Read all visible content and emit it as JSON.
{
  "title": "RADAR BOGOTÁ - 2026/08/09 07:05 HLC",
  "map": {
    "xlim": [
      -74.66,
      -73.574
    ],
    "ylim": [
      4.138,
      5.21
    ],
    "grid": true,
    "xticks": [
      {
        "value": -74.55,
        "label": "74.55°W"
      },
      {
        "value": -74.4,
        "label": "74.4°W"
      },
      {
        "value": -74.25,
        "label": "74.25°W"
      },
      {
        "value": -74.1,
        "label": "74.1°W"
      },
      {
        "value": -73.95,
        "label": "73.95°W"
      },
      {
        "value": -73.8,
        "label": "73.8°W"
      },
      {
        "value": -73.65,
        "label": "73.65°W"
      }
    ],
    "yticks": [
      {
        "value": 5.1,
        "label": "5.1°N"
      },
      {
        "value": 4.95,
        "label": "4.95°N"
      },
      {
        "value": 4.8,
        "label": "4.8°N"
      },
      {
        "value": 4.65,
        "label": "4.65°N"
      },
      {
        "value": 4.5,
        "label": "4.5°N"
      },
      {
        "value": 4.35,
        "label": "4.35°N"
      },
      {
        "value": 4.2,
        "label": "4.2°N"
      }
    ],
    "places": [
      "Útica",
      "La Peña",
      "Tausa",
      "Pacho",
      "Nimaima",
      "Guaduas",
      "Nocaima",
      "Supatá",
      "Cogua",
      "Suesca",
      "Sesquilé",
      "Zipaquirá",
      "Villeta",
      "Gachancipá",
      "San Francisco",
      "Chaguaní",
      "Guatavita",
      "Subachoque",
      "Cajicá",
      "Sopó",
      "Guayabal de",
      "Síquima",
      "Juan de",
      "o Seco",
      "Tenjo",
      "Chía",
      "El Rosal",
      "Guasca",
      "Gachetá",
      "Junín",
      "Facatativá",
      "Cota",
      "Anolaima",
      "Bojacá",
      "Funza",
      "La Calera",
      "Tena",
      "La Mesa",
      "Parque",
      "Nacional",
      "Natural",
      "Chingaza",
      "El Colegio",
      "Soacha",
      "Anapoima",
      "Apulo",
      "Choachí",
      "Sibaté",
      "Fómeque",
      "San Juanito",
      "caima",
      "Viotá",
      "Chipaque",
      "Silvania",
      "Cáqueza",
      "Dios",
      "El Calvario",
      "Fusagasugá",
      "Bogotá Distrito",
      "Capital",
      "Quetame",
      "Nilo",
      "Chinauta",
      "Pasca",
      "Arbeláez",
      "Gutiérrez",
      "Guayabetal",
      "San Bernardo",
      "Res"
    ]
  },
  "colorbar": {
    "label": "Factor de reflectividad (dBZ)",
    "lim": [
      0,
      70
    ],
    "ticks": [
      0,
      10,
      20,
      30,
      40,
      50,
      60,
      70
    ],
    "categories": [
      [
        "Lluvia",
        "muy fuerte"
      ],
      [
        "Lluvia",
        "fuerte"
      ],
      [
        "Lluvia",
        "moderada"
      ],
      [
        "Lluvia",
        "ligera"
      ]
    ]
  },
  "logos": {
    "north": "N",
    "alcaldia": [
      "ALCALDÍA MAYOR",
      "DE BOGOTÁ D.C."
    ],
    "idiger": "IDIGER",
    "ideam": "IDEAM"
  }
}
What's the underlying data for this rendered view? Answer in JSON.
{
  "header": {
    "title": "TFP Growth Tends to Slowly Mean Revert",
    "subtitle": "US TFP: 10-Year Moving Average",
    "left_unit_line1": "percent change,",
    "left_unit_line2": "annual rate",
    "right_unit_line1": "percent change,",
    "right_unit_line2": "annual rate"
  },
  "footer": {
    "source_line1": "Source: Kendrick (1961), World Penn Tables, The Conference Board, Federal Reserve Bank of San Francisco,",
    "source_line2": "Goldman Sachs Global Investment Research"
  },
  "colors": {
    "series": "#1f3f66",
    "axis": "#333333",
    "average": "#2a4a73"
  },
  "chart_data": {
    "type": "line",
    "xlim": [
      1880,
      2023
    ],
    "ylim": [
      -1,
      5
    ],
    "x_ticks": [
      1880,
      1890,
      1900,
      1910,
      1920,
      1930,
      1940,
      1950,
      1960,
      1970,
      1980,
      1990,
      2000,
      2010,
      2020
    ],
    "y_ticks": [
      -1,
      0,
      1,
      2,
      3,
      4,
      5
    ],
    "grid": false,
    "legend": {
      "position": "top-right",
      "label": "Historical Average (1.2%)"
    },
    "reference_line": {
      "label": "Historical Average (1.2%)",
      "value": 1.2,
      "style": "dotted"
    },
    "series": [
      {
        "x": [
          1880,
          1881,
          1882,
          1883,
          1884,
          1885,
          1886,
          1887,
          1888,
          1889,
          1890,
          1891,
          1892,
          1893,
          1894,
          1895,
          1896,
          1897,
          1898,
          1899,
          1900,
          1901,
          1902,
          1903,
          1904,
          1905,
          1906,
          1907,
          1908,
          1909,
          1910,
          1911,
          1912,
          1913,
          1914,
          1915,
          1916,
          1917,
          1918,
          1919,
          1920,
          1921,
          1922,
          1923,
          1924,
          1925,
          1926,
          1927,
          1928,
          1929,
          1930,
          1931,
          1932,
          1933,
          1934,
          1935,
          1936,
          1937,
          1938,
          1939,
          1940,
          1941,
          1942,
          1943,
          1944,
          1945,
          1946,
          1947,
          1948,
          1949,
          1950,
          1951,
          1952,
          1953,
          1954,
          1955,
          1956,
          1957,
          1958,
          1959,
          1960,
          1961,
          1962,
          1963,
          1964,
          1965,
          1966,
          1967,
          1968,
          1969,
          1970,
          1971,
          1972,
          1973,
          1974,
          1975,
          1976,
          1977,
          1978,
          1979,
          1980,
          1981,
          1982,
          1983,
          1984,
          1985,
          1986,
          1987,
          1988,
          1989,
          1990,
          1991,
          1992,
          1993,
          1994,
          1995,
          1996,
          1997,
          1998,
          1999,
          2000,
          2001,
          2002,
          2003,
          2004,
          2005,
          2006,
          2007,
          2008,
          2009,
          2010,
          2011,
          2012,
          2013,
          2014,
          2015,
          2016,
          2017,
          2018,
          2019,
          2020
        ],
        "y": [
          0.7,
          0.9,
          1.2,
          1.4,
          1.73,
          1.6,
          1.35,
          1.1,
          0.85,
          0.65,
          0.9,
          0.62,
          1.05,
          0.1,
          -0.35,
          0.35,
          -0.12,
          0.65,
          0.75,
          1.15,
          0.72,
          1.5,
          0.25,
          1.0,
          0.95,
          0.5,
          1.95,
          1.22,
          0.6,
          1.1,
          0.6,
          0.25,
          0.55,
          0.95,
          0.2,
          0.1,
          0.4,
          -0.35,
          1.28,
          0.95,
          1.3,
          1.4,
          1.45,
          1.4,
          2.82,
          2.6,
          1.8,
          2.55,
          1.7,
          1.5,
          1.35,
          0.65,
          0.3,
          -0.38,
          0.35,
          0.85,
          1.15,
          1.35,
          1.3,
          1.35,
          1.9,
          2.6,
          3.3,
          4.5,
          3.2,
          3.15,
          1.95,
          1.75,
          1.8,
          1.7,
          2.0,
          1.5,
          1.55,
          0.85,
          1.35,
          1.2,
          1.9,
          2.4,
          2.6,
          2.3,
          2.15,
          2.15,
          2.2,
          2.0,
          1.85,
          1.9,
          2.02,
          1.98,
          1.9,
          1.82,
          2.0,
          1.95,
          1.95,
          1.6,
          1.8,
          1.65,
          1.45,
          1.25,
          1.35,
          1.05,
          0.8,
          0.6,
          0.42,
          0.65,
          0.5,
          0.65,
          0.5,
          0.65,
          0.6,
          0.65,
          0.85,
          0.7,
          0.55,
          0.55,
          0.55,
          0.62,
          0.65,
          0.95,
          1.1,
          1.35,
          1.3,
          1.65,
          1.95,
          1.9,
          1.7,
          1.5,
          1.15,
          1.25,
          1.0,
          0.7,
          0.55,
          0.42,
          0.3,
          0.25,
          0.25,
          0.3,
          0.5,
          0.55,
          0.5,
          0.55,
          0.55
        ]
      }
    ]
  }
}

+ + + +

__WHAT YOU SHOULD DO__
Show each line of the listing that holds the string "percent".

__THE COMPLETED TASK__
    "left_unit_line1": "percent change,",
    "right_unit_line1": "percent change,",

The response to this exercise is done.